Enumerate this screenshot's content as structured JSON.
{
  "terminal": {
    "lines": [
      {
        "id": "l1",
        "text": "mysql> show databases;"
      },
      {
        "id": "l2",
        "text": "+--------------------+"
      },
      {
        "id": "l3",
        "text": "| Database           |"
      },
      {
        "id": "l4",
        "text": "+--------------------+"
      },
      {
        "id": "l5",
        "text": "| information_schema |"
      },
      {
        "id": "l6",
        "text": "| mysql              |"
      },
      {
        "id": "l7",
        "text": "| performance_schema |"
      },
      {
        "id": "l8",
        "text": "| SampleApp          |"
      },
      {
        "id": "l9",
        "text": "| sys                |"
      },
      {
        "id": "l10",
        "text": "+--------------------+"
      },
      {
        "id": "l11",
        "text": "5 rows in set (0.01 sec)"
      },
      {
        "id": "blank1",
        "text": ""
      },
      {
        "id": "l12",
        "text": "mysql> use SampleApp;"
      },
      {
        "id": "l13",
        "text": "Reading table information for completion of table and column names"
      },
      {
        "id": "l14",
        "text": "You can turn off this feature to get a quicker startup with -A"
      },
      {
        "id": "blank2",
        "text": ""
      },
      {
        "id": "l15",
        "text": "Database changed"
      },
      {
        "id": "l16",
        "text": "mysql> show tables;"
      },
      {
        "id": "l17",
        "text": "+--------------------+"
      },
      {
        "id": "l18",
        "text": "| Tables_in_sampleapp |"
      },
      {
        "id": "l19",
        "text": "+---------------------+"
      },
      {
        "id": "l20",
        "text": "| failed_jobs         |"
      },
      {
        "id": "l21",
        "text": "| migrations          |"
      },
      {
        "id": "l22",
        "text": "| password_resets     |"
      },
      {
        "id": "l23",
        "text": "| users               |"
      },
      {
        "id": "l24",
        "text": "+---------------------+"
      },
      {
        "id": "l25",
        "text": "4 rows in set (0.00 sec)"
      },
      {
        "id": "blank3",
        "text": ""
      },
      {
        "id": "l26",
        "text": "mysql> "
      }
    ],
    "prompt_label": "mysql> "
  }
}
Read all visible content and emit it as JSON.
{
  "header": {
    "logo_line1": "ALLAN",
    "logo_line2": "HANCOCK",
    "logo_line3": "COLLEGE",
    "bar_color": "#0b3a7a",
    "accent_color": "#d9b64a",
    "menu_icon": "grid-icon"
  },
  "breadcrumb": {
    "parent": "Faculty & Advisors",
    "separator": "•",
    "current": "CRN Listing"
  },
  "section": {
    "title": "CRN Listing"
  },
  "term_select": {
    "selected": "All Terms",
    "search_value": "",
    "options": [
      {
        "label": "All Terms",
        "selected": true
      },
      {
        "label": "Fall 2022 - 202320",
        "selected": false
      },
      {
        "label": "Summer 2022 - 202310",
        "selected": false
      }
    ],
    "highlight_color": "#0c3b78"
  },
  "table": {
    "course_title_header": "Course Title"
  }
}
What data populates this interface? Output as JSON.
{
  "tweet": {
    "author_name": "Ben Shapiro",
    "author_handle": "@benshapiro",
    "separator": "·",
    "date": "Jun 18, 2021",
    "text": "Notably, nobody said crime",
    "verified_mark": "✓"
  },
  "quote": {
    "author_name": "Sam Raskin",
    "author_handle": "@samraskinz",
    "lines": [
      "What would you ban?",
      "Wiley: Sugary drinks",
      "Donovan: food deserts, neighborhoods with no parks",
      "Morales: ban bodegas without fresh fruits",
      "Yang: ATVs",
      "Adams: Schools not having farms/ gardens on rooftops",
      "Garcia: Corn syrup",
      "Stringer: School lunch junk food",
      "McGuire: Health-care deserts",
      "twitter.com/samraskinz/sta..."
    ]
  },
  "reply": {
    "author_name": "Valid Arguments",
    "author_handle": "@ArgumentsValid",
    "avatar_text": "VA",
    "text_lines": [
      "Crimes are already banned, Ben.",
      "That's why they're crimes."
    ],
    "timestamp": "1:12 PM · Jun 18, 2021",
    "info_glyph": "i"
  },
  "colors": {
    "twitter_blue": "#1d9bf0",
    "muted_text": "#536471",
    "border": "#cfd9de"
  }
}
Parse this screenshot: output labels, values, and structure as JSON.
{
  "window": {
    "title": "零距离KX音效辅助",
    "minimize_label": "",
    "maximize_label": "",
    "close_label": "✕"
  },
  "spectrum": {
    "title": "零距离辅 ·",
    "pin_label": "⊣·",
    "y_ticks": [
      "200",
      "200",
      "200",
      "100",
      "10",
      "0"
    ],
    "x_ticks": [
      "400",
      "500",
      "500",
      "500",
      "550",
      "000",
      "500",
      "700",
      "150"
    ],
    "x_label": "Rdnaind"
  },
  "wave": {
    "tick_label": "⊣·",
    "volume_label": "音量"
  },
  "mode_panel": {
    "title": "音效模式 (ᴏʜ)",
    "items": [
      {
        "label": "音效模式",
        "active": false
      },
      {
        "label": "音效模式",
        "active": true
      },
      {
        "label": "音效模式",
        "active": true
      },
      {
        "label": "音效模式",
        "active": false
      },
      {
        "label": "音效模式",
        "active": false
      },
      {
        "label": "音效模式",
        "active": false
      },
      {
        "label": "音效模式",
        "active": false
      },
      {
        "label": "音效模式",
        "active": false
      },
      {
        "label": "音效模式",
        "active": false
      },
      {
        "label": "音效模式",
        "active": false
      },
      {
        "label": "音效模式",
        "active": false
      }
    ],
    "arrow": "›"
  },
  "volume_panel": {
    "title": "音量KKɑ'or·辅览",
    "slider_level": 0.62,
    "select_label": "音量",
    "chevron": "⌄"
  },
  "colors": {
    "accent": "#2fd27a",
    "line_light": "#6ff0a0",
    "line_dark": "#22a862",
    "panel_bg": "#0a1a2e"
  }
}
◆ ◆ ◆ ◆ ◆ ◆ ◆
● What the task requires
Write out every entry exactly as given.

● Full solution
Enumerate this screenshot's content as structured JSON.
{
  "terminal": {
    "lines": [
      {
        "id": "l1",
        "text": "mysql> show databases;"
      },
      {
        "id": "l2",
        "text": "+--------------------+"
      },
      {
        "id": "l3",
        "text": "| Database           |"
      },
      {
        "id": "l4",
        "text": "+--------------------+"
      },
      {
        "id": "l5",
        "text": "| information_schema |"
      },
      {
        "id": "l6",
        "text": "| mysql              |"
      },
      {
        "id": "l7",
        "text": "| performance_schema |"
      },
      {
        "id": "l8",
        "text": "| SampleApp          |"
      },
      {
        "id": "l9",
        "text": "| sys                |"
      },
      {
        "id": "l10",
        "text": "+--------------------+"
      },
      {
        "id": "l11",
        "text": "5 rows in set (0.01 sec)"
      },
      {
        "id": "blank1",
        "text": ""
      },
      {
        "id": "l12",
        "text": "mysql> use SampleApp;"
      },
      {
        "id": "l13",
        "text": "Reading table information for completion of table and column names"
      },
      {
        "id": "l14",
        "text": "You can turn off this feature to get a quicker startup with -A"
      },
      {
        "id": "blank2",
        "text": ""
      },
      {
        "id": "l15",
        "text": "Database changed"
      },
      {
        "id": "l16",
        "text": "mysql> show tables;"
      },
      {
        "id": "l17",
        "text": "+--------------------+"
      },
      {
        "id": "l18",
        "text": "| Tables_in_sampleapp |"
      },
      {
        "id": "l19",
        "text": "+---------------------+"
      },
      {
        "id": "l20",
        "text": "| failed_jobs         |"
      },
      {
        "id": "l21",
        "text": "| migrations          |"
      },
      {
        "id": "l22",
        "text": "| password_resets     |"
      },
      {
        "id": "l23",
        "text": "| users               |"
      },
      {
        "id": "l24",
        "text": "+---------------------+"
      },
      {
        "id": "l25",
        "text": "4 rows in set (0.00 sec)"
      },
      {
        "id": "blank3",
        "text": ""
      },
      {
        "id": "l26",
        "text": "mysql> "
      }
    ],
    "prompt_label": "mysql> "
  }
}
Read all visible content and emit it as JSON.
{
  "header": {
    "logo_line1": "ALLAN",
    "logo_line2": "HANCOCK",
    "logo_line3": "COLLEGE",
    "bar_color": "#0b3a7a",
    "accent_color": "#d9b64a",
    "menu_icon": "grid-icon"
  },
  "breadcrumb": {
    "parent": "Faculty & Advisors",
    "separator": "•",
    "current": "CRN Listing"
  },
  "section": {
    "title": "CRN Listing"
  },
  "term_select": {
    "selected": "All Terms",
    "search_value": "",
    "options": [
      {
        "label": "All Terms",
        "selected": true
      },
      {
        "label": "Fall 2022 - 202320",
        "selected": false
      },
      {
        "label": "Summer 2022 - 202310",
        "selected": false
      }
    ],
    "highlight_color": "#0c3b78"
  },
  "table": {
    "course_title_header": "Course Title"
  }
}
What data populates this interface? Output as JSON.
{
  "tweet": {
    "author_name": "Ben Shapiro",
    "author_handle": "@benshapiro",
    "separator": "·",
    "date": "Jun 18, 2021",
    "text": "Notably, nobody said crime",
    "verified_mark": "✓"
  },
  "quote": {
    "author_name": "Sam Raskin",
    "author_handle": "@samraskinz",
    "lines": [
      "What would you ban?",
      "Wiley: Sugary drinks",
      "Donovan: food deserts, neighborhoods with no parks",
      "Morales: ban bodegas without fresh fruits",
      "Yang: ATVs",
      "Adams: Schools not having farms/ gardens on rooftops",
      "Garcia: Corn syrup",
      "Stringer: School lunch junk food",
      "McGuire: Health-care deserts",
      "twitter.com/samraskinz/sta..."
    ]
  },
  "reply": {
    "author_name": "Valid Arguments",
    "author_handle": "@ArgumentsValid",
    "avatar_text": "VA",
    "text_lines": [
      "Crimes are already banned, Ben.",
      "That's why they're crimes."
    ],
    "timestamp": "1:12 PM · Jun 18, 2021",
    "info_glyph": "i"
  },
  "colors": {
    "twitter_blue": "#1d9bf0",
    "muted_text": "#536471",
    "border": "#cfd9de"
  }
}
Parse this screenshot: output labels, values, and structure as JSON.
{
  "window": {
    "title": "零距离KX音效辅助",
    "minimize_label": "",
    "maximize_label": "",
    "close_label": "✕"
  },
  "spectrum": {
    "title": "零距离辅 ·",
    "pin_label": "⊣·",
    "y_ticks": [
      "200",
      "200",
      "200",
      "100",
      "10",
      "0"
    ],
    "x_ticks": [
      "400",
      "500",
      "500",
      "500",
      "550",
      "000",
      "500",
      "700",
      "150"
    ],
    "x_label": "Rdnaind"
  },
  "wave": {
    "tick_label": "⊣·",
    "volume_label": "音量"
  },
  "mode_panel": {
    "title": "音效模式 (ᴏʜ)",
    "items": [
      {
        "label": "音效模式",
        "active": false
      },
      {
        "label": "音效模式",
        "active": true
      },
      {
        "label": "音效模式",
        "active": true
      },
      {
        "label": "音效模式",
        "active": false
      },
      {
        "label": "音效模式",
        "active": false
      },
      {
        "label": "音效模式",
        "active": false
      },
      {
        "label": "音效模式",
        "active": false
      },
      {
        "label": "音效模式",
        "active": false
      },
      {
        "label": "音效模式",
        "active": false
      },
      {
        "label": "音效模式",
        "active": false
      },
      {
        "label": "音效模式",
        "active": false
      }
    ],
    "arrow": "›"
  },
  "volume_panel": {
    "title": "音量KKɑ'or·辅览",
    "slider_level": 0.62,
    "select_label": "音量",
    "chevron": "⌄"
  },
  "colors": {
    "accent": "#2fd27a",
    "line_light": "#6ff0a0",
    "line_dark": "#22a862",
    "panel_bg": "#0a1a2e"
  }
}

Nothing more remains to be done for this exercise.